What is required →
The records below must be copied in full; omit the images.

Information shown →
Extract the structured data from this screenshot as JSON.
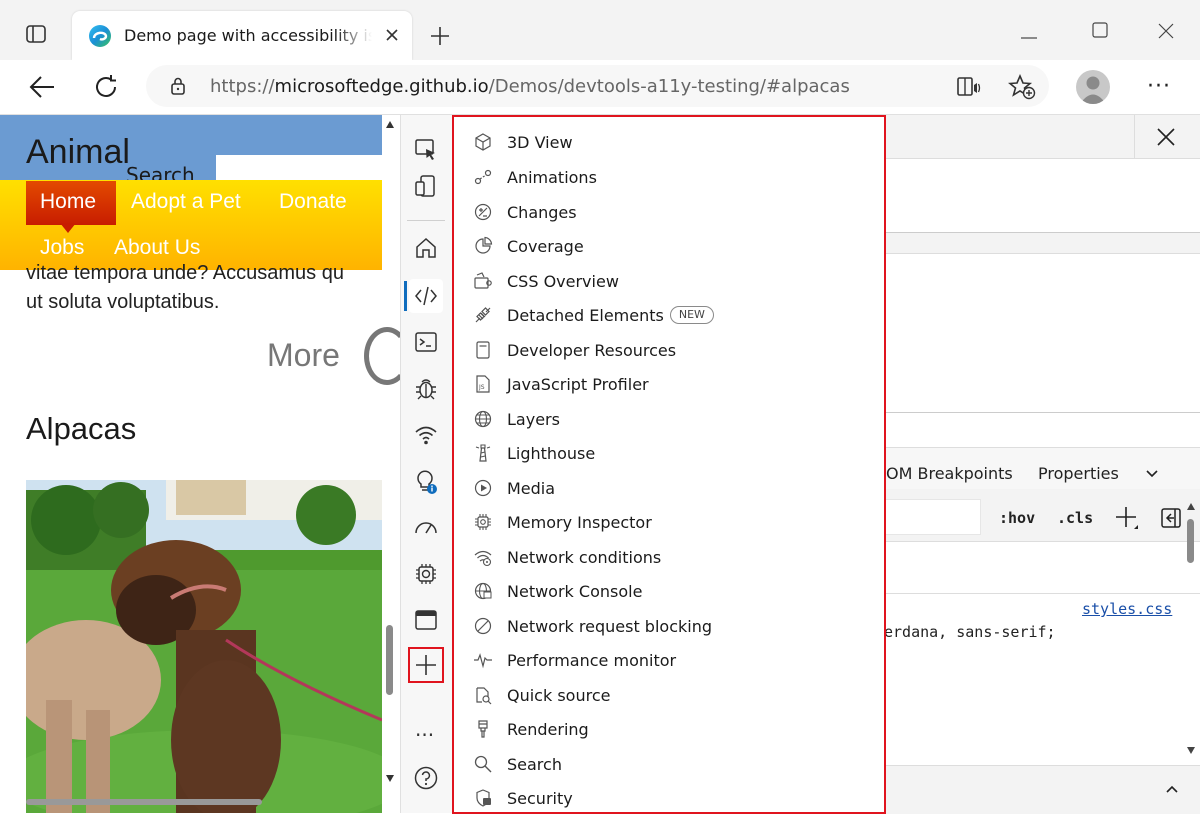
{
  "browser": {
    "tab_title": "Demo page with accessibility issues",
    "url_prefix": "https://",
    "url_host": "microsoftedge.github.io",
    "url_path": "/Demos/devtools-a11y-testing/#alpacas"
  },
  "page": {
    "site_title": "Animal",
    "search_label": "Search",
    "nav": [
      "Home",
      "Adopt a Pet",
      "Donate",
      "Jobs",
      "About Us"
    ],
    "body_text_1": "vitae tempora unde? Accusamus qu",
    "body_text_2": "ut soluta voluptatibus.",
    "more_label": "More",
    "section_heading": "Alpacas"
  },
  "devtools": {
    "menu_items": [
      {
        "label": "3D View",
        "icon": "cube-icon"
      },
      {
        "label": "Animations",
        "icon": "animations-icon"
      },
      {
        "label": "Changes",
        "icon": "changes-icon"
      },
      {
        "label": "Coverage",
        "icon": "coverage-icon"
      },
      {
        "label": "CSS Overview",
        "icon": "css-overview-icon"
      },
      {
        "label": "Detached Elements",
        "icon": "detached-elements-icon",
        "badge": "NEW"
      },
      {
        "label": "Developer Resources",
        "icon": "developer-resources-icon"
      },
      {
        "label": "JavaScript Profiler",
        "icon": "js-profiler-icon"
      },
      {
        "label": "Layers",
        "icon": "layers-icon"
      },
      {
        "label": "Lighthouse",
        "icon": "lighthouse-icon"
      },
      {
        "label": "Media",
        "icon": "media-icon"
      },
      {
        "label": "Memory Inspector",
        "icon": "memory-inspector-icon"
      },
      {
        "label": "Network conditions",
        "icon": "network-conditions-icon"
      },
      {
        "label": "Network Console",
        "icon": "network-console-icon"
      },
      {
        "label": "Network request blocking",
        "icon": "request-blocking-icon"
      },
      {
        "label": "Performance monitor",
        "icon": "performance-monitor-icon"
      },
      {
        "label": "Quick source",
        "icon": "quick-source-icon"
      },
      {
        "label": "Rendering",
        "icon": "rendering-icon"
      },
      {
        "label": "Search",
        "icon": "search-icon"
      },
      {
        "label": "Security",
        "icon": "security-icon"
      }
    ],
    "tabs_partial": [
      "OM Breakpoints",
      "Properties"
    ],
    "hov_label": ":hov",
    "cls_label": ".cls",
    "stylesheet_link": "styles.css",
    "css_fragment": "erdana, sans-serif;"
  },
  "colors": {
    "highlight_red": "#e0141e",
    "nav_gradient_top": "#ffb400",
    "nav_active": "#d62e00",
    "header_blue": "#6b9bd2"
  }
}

Exercise response →
Extract the structured data from this screenshot as JSON.
{
  "browser": {
    "tab_title": "Demo page with accessibility issues",
    "url_prefix": "https://",
    "url_host": "microsoftedge.github.io",
    "url_path": "/Demos/devtools-a11y-testing/#alpacas"
  },
  "page": {
    "site_title": "Animal",
    "search_label": "Search",
    "nav": [
      "Home",
      "Adopt a Pet",
      "Donate",
      "Jobs",
      "About Us"
    ],
    "body_text_1": "vitae tempora unde? Accusamus qu",
    "body_text_2": "ut soluta voluptatibus.",
    "more_label": "More",
    "section_heading": "Alpacas"
  },
  "devtools": {
    "menu_items": [
      {
        "label": "3D View",
        "icon": "cube-icon"
      },
      {
        "label": "Animations",
        "icon": "animations-icon"
      },
      {
        "label": "Changes",
        "icon": "changes-icon"
      },
      {
        "label": "Coverage",
        "icon": "coverage-icon"
      },
      {
        "label": "CSS Overview",
        "icon": "css-overview-icon"
      },
      {
        "label": "Detached Elements",
        "icon": "detached-elements-icon",
        "badge": "NEW"
      },
      {
        "label": "Developer Resources",
        "icon": "developer-resources-icon"
      },
      {
        "label": "JavaScript Profiler",
        "icon": "js-profiler-icon"
      },
      {
        "label": "Layers",
        "icon": "layers-icon"
      },
      {
        "label": "Lighthouse",
        "icon": "lighthouse-icon"
      },
      {
        "label": "Media",
        "icon": "media-icon"
      },
      {
        "label": "Memory Inspector",
        "icon": "memory-inspector-icon"
      },
      {
        "label": "Network conditions",
        "icon": "network-conditions-icon"
      },
      {
        "label": "Network Console",
        "icon": "network-console-icon"
      },
      {
        "label": "Network request blocking",
        "icon": "request-blocking-icon"
      },
      {
        "label": "Performance monitor",
        "icon": "performance-monitor-icon"
      },
      {
        "label": "Quick source",
        "icon": "quick-source-icon"
      },
      {
        "label": "Rendering",
        "icon": "rendering-icon"
      },
      {
        "label": "Search",
        "icon": "search-icon"
      },
      {
        "label": "Security",
        "icon": "security-icon"
      }
    ],
    "tabs_partial": [
      "OM Breakpoints",
      "Properties"
    ],
    "hov_label": ":hov",
    "cls_label": ".cls",
    "stylesheet_link": "styles.css",
    "css_fragment": "erdana, sans-serif;"
  },
  "colors": {
    "highlight_red": "#e0141e",
    "nav_gradient_top": "#ffb400",
    "nav_active": "#d62e00",
    "header_blue": "#6b9bd2"
  }
}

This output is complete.